Instrucciones de trabajo:
1. Contesta estas preguntas con datos del texto sobre Michoacán.
(a) ¿Cómo se llama el comisionado cuyo planteamiento el texto califica de "cuento de hadas"?
(b) ¿Desde cuándo está en vigor la política económica que el texto llama depredadora?
(c) ¿En qué toma se han documentado excesos y atropellos contra entornos sociales de presuntos templarios?
2. Según el texto sobre Michoacán, tanto los templarios como los civiles alzados en armas tienen personas cercanas. Enumera todos los tipos de relación que se mencionan.

Texto fuente:

E
n Michoacán el régimen ha escogido sus fichas entre quienes, por candidez o conveniencia, o por una mezcla de ambas, parecen más motivados a creer el cuento de hadas del comisionado Alfredo Castillo: la doble llave de la paz y la restauración del estado de derecho y la seguridad pública en Michoacán es, por un lado, uniformar a las autodefensas y convertirlas en guardias rurales y por el otro, matar o capturar a algunos templarios prominentes y declarados.
En ese guión idílico no aparecen por ningún lado las raíces profundas de la descomposición institucional y el empoderamiento delictivo: la política económica depredadora en vigor desde el salinato; la presencia de grandes grupos corporativos nacionales o foráneos para los cuales es mejor negocio pactar con los criminales que acatar las leyes, por favorables que éstas les resulten; la corrupción, presente en toda la pirámide de mando gubernamental y consustancial al modelo político-económico impuesto en el país, y la mano (no tan invisible) de Washington en el impulso a los procesos de desintegración nacional.
Tampoco aparecen las trágicas fracturas sociales causadas por la subrogación de facto de la seguridad pública, la impartición de justicia y hasta el fisco a diversos cárteles. El conflicto michoacano ha hecho evidente que tanto las organizaciones delictivas como las distintas facciones de las autodefensas tienen diversos grados de arraigo social. Tanto los templarios como los civiles alzados en armas tienen familiares, compadres, amigos, vecinos, clientes, patrones o empleados con los que han desarrollado algún grado de empatía o, cuando menos, de complicidad pasiva. Las fronteras no son nítidas y hay barrios y familias divididos por las confrontaciones. En la toma de Apatzingán y en otras acciones recientes se ha documentado excesos y atropellos contra entornos sociales de presuntos templarios. En tal circunstancia, la pretensión de limpiar de delincuentes
a toda la entidad resulta imposible en el mejor de los casos y criminal en el peor; algo así como una redición de los empeños de Felipe Calderón por conseguir que cientos de miles de ciudadanos –los que de una u otra manera participan en ese sector de la economía que es el narco se mataran entre ellos
. Por lo demás, muchos michoacanos han estado o están involucrados en algún segmento de las cadenas productivas o administrativas de ese negocio desde mucho antes de que la guerra por la entidad saltara a las narices de la opinión pública.

Extractos de registros:
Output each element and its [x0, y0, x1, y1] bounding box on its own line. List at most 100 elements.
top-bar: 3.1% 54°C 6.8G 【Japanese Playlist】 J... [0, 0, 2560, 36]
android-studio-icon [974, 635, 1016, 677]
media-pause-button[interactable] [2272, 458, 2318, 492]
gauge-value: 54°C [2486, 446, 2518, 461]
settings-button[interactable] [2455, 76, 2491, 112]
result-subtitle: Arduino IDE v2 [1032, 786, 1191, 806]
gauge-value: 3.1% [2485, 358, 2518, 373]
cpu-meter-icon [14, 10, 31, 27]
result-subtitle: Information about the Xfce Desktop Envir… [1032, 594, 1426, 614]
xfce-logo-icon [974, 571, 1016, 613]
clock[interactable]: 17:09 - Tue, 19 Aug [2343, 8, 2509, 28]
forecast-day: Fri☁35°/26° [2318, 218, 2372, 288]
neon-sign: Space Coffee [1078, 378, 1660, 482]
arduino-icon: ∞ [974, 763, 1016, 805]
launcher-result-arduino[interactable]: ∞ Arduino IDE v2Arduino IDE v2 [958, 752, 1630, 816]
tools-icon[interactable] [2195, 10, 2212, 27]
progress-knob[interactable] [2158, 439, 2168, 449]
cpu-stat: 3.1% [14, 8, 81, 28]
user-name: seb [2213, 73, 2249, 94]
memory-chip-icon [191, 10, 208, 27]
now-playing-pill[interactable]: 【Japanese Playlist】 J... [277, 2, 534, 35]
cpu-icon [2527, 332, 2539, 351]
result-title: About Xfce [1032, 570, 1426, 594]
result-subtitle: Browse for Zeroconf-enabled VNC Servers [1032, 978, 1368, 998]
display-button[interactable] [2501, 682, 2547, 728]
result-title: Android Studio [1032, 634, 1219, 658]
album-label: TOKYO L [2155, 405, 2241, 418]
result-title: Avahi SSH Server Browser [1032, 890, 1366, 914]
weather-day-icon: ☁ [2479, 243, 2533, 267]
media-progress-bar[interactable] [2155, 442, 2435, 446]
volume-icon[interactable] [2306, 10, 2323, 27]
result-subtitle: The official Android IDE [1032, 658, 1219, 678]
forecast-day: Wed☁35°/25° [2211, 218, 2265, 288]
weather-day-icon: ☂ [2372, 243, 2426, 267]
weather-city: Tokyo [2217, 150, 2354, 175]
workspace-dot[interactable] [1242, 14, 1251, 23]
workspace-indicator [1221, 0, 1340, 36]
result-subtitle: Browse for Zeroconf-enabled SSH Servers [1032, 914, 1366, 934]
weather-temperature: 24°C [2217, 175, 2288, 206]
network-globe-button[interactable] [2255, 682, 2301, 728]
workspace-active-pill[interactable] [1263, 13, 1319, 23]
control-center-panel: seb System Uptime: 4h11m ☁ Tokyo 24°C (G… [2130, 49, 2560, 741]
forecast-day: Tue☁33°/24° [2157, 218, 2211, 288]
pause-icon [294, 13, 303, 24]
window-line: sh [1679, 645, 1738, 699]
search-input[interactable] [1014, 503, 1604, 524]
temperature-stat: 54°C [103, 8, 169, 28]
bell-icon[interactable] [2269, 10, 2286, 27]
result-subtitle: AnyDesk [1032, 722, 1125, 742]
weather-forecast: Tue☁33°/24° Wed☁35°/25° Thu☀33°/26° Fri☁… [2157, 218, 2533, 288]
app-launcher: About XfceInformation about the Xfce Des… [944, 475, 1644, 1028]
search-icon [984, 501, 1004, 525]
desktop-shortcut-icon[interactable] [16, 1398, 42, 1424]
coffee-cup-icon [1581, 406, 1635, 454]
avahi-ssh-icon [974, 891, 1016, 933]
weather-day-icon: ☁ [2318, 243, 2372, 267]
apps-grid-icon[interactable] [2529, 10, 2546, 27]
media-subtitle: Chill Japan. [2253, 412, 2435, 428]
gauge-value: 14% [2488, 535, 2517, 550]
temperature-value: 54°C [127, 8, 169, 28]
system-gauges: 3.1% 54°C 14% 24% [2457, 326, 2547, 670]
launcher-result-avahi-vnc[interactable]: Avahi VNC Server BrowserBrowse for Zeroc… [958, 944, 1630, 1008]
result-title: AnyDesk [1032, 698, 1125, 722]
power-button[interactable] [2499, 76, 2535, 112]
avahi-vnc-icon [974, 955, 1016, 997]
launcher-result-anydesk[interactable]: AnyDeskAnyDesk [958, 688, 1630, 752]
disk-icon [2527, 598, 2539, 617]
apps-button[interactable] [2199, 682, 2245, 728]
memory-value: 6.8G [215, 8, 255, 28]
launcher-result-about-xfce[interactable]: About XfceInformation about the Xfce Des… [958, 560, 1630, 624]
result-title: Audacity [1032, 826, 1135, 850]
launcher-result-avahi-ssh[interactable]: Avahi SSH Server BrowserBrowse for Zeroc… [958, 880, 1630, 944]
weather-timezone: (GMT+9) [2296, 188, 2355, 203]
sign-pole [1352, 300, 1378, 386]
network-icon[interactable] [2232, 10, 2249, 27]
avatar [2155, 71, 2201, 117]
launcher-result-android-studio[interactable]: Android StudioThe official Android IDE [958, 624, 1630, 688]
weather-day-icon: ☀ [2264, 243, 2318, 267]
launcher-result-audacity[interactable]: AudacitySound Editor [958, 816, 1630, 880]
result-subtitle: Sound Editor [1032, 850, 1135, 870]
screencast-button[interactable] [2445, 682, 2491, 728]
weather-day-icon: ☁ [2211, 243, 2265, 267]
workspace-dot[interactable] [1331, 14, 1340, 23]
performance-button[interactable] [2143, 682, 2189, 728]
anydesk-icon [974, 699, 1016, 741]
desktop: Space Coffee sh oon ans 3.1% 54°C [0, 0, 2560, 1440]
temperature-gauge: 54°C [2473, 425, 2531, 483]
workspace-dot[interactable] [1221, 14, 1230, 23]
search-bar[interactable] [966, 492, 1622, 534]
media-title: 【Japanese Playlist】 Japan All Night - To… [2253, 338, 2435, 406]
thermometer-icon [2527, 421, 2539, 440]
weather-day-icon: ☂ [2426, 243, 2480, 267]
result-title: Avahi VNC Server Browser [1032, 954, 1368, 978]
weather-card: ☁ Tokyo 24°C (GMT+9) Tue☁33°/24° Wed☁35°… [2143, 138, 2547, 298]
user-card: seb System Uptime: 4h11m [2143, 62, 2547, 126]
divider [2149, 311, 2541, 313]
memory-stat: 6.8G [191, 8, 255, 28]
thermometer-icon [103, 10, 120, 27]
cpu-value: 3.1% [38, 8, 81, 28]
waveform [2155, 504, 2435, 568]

Resultados:
1.
(a) Alfredo Castillo.
(b) Desde el salinato.
(c) En la toma de Apatzingán.

2. Familiares, compadres, amigos, vecinos, clientes, patrones y empleados.